+++ Records supplied +++
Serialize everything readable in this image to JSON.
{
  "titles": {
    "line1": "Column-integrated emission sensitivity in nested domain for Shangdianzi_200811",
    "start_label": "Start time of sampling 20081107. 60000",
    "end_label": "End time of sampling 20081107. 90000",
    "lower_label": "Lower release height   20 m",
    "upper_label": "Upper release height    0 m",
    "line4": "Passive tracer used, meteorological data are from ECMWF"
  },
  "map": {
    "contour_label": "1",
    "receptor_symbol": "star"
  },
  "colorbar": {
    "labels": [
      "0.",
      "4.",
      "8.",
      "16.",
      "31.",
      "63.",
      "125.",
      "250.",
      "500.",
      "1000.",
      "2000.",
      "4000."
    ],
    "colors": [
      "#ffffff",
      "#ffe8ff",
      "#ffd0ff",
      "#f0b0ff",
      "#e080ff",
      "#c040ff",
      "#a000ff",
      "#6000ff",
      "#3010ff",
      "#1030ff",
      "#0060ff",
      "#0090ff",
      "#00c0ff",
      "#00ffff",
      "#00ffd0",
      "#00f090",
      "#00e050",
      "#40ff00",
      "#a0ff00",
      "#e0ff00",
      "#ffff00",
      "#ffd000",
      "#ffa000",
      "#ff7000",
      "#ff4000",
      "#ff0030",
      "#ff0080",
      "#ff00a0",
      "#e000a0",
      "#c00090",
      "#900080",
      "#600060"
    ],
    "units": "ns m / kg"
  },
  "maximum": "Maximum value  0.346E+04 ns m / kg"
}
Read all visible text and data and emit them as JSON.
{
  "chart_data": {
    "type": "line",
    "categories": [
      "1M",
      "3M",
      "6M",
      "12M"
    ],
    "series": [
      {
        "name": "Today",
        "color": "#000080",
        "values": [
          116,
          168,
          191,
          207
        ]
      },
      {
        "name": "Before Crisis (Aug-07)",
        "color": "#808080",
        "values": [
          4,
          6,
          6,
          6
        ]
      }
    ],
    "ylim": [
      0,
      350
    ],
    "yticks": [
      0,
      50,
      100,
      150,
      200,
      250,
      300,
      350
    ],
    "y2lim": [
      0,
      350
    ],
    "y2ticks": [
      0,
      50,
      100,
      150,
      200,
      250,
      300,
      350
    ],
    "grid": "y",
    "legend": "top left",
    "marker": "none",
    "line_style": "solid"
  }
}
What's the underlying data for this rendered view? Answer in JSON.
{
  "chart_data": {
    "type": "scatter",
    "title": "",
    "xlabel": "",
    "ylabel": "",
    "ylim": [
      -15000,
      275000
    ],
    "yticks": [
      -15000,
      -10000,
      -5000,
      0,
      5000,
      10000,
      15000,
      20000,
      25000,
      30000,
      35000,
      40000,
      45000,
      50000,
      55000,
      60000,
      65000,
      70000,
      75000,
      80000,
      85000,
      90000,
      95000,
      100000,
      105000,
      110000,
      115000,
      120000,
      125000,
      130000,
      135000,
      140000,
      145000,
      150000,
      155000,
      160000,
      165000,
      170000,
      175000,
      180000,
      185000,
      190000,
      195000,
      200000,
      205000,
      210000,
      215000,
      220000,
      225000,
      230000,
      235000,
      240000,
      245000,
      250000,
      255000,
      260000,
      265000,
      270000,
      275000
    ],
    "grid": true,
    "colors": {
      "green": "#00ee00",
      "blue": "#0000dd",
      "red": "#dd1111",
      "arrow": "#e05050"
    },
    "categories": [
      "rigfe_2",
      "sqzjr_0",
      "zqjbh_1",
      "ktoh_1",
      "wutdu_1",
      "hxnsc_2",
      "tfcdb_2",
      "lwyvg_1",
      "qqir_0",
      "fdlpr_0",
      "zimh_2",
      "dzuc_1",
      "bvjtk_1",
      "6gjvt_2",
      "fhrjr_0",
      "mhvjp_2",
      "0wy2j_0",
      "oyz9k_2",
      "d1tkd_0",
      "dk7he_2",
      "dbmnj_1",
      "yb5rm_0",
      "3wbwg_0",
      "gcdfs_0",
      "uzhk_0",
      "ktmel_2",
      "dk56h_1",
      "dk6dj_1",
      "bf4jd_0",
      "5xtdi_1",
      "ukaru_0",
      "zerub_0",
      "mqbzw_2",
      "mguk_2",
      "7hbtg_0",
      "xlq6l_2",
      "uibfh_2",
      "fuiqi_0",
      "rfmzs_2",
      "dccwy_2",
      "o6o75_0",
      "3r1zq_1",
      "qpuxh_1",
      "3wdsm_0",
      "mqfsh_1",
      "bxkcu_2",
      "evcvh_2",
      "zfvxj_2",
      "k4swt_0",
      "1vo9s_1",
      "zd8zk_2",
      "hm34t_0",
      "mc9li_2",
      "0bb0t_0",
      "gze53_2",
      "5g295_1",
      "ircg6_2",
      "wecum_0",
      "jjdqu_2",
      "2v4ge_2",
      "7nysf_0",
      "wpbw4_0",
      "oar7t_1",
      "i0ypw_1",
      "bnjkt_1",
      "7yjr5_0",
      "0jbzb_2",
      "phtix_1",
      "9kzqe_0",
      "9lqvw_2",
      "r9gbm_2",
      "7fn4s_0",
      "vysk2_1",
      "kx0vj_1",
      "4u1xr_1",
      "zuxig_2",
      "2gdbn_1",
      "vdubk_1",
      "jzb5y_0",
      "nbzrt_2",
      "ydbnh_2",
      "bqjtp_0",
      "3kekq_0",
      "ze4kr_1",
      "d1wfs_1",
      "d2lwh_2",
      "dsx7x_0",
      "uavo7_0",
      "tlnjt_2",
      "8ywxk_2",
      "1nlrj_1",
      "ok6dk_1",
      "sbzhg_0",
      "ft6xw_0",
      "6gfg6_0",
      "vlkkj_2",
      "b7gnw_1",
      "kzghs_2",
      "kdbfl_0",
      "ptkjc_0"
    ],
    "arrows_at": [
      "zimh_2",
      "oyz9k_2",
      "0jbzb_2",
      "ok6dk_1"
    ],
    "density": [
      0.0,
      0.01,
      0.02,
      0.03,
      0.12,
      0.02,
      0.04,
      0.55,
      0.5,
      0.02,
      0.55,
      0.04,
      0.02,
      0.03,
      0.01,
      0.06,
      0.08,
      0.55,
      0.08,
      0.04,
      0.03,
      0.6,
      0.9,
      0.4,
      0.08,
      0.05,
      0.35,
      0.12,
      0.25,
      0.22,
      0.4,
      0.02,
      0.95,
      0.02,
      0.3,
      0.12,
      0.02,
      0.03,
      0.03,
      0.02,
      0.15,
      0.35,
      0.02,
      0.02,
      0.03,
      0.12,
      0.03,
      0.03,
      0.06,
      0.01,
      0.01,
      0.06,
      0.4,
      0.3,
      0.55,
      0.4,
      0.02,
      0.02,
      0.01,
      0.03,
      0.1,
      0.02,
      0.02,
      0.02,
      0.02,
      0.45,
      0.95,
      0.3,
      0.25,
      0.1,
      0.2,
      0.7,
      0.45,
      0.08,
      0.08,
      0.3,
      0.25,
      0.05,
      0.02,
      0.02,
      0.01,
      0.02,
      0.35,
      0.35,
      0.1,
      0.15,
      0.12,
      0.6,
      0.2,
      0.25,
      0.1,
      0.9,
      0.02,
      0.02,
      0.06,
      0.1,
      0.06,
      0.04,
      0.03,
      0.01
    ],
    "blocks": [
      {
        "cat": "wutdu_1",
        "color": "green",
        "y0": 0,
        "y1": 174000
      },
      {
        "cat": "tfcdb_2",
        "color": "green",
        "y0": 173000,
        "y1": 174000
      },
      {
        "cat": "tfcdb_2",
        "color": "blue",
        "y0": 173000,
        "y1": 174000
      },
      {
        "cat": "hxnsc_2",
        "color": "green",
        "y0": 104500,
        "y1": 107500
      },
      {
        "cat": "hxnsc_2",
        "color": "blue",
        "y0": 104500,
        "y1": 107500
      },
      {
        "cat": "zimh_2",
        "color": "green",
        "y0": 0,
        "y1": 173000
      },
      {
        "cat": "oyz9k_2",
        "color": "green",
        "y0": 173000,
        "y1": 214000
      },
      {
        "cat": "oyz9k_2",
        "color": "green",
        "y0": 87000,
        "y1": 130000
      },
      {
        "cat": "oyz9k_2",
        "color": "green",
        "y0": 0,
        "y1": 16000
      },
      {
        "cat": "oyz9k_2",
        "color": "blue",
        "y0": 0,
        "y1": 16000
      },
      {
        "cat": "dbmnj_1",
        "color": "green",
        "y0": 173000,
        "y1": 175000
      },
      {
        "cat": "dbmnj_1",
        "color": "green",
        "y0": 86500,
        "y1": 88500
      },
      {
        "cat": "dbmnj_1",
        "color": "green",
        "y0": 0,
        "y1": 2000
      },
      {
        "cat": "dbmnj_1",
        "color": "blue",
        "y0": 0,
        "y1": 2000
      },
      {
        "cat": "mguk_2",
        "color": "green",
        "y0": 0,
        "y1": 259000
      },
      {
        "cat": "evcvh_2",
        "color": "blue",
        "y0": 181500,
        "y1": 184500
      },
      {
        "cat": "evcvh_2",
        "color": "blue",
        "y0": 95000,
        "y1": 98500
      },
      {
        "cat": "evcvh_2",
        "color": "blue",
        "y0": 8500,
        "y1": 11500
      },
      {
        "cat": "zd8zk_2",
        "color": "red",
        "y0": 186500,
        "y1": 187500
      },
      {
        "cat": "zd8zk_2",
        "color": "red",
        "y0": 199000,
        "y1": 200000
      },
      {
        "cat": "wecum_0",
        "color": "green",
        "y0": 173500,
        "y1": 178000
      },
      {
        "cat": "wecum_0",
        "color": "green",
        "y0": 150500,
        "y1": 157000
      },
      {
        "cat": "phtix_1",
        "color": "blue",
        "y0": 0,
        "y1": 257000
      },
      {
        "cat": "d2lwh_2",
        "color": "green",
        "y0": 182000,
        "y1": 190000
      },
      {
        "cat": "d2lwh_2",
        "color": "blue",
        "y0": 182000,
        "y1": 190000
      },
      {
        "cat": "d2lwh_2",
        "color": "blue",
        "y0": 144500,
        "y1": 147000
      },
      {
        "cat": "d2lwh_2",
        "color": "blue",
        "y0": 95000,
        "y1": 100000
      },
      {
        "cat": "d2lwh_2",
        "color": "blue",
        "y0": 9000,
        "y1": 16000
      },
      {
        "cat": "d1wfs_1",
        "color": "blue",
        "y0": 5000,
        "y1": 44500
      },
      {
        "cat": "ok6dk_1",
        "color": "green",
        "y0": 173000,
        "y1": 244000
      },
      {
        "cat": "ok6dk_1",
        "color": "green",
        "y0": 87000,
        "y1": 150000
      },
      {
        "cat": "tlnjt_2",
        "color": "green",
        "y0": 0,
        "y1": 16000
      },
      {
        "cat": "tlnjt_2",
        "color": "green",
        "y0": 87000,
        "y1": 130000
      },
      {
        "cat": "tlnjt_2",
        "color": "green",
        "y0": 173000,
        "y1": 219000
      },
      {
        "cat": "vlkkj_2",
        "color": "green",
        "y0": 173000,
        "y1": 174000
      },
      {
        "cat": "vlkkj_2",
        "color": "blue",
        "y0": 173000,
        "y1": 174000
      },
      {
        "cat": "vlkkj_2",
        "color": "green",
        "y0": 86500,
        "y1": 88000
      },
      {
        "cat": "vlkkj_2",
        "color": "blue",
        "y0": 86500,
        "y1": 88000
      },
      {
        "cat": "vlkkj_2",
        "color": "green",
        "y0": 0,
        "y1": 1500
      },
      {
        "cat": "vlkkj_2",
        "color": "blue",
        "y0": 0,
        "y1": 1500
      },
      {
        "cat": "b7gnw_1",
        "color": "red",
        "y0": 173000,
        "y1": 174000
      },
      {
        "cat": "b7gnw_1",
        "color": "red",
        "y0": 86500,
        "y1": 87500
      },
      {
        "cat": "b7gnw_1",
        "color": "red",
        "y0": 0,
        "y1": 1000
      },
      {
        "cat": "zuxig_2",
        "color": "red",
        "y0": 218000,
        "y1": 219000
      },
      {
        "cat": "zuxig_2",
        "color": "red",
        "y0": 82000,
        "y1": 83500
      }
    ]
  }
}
+++
Exercise requirements:
Copy every line of the data that holds the string "release".

Task solution:
    "lower_label": "Lower release height   20 m",
    "upper_label": "Upper release height    0 m",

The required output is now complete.